Material provided:
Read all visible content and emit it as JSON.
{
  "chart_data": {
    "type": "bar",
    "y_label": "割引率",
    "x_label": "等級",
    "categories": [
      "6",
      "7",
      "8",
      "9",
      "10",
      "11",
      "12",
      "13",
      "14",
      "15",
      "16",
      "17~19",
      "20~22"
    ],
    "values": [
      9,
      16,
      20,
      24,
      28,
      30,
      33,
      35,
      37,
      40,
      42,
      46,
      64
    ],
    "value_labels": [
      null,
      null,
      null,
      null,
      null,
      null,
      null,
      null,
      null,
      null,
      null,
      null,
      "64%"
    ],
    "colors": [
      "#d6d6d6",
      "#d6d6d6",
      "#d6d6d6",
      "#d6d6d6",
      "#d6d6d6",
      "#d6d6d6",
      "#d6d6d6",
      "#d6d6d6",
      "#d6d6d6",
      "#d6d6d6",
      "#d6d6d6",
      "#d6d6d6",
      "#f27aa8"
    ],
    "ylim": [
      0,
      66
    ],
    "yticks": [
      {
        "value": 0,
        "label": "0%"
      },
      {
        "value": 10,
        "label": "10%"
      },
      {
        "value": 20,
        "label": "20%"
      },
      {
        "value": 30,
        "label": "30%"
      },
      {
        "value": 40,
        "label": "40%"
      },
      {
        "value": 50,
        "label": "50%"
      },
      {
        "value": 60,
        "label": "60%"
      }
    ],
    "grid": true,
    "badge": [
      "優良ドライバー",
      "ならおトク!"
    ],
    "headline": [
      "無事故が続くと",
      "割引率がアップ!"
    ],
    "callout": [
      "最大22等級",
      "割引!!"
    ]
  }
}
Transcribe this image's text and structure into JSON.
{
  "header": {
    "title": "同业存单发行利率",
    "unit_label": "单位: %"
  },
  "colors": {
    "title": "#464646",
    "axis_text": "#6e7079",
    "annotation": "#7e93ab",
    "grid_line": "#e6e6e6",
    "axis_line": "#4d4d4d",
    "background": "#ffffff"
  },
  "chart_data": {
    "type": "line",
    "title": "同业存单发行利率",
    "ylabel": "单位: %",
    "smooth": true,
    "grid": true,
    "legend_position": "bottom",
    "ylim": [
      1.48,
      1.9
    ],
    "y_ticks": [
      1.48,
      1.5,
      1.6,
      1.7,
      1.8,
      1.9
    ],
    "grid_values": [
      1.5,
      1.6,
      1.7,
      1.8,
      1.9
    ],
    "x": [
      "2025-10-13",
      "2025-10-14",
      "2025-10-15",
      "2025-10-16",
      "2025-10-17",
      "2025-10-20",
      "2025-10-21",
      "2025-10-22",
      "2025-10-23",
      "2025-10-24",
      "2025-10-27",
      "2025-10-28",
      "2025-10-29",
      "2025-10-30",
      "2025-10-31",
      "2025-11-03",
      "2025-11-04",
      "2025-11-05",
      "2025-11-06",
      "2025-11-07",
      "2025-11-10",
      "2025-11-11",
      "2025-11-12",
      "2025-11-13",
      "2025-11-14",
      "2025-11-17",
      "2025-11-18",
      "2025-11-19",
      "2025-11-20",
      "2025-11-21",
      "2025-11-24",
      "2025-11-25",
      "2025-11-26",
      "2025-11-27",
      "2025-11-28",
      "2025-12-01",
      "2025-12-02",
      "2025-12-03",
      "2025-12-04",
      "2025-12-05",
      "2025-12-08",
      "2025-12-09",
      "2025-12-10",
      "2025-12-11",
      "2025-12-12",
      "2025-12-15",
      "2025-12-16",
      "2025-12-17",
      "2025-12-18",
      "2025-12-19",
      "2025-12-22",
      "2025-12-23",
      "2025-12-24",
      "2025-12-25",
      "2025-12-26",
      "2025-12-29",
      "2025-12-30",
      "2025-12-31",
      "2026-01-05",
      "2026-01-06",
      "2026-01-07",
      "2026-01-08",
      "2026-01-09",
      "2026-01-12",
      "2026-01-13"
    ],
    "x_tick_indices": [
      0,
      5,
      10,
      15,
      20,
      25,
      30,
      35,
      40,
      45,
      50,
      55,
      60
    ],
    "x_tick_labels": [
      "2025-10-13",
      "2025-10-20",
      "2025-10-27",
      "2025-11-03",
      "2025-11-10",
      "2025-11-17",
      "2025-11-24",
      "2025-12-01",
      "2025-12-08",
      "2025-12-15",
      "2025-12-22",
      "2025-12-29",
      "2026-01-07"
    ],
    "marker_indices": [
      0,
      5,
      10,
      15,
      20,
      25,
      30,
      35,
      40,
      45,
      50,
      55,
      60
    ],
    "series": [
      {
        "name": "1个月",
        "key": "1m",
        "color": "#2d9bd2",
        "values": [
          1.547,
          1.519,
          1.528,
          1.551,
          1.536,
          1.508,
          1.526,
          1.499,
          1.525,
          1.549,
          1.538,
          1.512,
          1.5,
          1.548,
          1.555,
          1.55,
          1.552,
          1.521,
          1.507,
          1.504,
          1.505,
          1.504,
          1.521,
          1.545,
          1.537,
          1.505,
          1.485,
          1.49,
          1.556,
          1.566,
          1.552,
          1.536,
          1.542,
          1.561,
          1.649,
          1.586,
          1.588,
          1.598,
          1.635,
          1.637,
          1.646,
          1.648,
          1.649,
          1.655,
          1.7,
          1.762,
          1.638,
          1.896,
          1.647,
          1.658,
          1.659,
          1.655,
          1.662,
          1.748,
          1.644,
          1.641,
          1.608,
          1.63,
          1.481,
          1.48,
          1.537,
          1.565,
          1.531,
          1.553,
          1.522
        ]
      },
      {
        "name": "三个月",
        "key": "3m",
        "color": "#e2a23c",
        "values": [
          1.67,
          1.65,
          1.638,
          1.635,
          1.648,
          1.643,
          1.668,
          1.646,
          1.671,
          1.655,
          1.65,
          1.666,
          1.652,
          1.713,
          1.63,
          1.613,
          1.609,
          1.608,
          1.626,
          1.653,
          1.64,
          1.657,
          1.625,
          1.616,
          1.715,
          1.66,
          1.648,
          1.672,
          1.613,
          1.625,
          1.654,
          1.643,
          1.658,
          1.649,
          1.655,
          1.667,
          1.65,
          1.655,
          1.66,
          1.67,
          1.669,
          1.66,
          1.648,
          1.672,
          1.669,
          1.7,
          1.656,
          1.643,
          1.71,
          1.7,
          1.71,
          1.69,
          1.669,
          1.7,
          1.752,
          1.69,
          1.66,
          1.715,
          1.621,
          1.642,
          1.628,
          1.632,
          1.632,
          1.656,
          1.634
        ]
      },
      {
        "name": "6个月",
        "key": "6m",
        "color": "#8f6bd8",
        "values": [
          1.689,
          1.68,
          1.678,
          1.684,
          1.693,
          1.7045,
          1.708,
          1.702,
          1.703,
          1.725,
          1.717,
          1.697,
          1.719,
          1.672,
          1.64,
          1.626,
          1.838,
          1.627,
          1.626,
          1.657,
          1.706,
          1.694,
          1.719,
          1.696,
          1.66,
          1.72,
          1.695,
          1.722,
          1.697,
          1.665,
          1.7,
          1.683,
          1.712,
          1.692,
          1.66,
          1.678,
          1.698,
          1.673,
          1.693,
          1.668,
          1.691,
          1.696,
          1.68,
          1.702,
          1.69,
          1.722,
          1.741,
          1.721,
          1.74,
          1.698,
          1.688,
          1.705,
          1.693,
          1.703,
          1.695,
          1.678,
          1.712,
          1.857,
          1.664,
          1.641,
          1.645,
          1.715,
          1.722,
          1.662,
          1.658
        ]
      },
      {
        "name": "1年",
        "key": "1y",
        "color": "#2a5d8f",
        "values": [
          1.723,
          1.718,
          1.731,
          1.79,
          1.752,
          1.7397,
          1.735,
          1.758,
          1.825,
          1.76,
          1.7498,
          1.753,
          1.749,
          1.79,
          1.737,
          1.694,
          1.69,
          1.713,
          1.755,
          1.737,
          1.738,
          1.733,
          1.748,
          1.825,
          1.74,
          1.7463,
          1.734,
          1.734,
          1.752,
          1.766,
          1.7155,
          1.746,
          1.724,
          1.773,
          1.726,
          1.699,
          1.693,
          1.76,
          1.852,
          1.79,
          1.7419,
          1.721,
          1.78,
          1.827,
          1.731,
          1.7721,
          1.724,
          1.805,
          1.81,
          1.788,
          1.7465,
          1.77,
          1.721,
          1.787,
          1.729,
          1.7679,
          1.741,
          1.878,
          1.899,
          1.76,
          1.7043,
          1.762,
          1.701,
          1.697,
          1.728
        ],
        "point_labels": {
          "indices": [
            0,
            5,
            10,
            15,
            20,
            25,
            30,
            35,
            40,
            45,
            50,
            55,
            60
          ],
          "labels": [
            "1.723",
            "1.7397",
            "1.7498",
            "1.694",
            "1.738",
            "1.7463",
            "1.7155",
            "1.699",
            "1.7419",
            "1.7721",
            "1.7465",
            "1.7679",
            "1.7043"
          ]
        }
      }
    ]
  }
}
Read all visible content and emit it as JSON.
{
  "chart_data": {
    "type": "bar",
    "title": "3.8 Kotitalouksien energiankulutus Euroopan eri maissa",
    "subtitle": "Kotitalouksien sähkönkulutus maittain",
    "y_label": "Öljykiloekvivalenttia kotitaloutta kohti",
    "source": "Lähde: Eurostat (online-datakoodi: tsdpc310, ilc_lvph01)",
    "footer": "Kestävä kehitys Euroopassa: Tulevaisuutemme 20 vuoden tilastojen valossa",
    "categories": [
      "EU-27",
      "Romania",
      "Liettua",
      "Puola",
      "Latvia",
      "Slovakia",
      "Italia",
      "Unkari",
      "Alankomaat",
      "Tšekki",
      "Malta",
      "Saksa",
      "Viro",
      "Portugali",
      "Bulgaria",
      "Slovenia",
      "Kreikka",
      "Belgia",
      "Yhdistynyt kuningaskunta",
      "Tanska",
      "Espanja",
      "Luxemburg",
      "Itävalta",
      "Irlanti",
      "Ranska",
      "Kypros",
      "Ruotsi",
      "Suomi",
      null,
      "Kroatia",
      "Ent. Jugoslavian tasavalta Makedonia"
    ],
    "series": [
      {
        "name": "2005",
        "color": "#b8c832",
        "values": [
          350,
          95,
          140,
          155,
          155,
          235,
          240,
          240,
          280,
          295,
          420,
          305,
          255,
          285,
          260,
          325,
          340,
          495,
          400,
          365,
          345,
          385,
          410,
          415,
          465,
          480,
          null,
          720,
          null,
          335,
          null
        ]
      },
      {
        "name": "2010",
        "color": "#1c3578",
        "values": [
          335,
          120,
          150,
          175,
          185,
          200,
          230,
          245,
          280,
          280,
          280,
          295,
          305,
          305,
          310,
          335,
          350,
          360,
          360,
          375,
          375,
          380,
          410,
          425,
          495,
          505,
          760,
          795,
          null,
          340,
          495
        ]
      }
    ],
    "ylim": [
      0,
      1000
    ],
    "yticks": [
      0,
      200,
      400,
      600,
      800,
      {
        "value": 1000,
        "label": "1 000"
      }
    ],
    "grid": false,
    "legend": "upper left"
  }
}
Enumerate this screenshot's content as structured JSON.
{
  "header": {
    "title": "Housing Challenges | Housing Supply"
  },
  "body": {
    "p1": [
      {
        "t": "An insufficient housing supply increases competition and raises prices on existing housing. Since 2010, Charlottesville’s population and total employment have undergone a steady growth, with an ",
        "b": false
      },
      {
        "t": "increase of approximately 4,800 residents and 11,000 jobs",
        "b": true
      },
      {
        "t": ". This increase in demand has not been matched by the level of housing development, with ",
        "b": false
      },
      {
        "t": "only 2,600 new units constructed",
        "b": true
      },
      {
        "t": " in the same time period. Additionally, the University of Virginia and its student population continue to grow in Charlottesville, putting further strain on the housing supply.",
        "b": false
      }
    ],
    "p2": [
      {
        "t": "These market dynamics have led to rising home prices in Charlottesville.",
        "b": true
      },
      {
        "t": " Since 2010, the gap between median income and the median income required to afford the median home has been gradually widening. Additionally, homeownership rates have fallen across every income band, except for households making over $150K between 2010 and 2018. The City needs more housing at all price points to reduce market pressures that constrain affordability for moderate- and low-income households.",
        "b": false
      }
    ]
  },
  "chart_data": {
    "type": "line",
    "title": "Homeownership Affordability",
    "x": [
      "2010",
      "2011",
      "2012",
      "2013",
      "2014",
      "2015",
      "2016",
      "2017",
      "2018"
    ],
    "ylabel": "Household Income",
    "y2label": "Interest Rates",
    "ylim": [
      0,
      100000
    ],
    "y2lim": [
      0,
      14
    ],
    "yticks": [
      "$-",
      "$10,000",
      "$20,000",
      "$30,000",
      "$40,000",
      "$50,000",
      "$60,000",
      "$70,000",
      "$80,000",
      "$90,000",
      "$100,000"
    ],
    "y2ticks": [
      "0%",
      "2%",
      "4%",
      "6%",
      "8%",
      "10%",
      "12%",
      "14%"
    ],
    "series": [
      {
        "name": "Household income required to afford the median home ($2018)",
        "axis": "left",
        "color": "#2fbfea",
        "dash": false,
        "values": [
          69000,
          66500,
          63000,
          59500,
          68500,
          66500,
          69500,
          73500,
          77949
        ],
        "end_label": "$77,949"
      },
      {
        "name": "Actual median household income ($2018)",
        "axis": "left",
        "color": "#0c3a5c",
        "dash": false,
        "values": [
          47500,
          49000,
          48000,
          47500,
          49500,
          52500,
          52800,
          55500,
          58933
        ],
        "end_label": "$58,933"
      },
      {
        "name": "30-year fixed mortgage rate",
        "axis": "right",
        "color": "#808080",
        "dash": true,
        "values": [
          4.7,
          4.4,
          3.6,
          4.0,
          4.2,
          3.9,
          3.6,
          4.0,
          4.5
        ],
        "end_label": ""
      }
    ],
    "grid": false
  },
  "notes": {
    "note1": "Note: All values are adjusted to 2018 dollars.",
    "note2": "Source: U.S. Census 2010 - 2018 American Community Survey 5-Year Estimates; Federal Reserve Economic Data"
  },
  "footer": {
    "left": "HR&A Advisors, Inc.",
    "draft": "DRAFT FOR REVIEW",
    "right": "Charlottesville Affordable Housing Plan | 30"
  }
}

What you should do:
Identify each line holding the string "market", and copy it out.

Response:
        "t": "These market dynamics have led to rising home prices in Charlottesville.",
        "t": " Since 2010, the gap between median income and the median income required to afford the median home has been gradually widening. Additionally, homeownership rates have fallen across every income band, except for households making over $150K between 2010 and 2018. The City needs more housing at all price points to reduce market pressures that constrain affordability for moderate- and low-income households.",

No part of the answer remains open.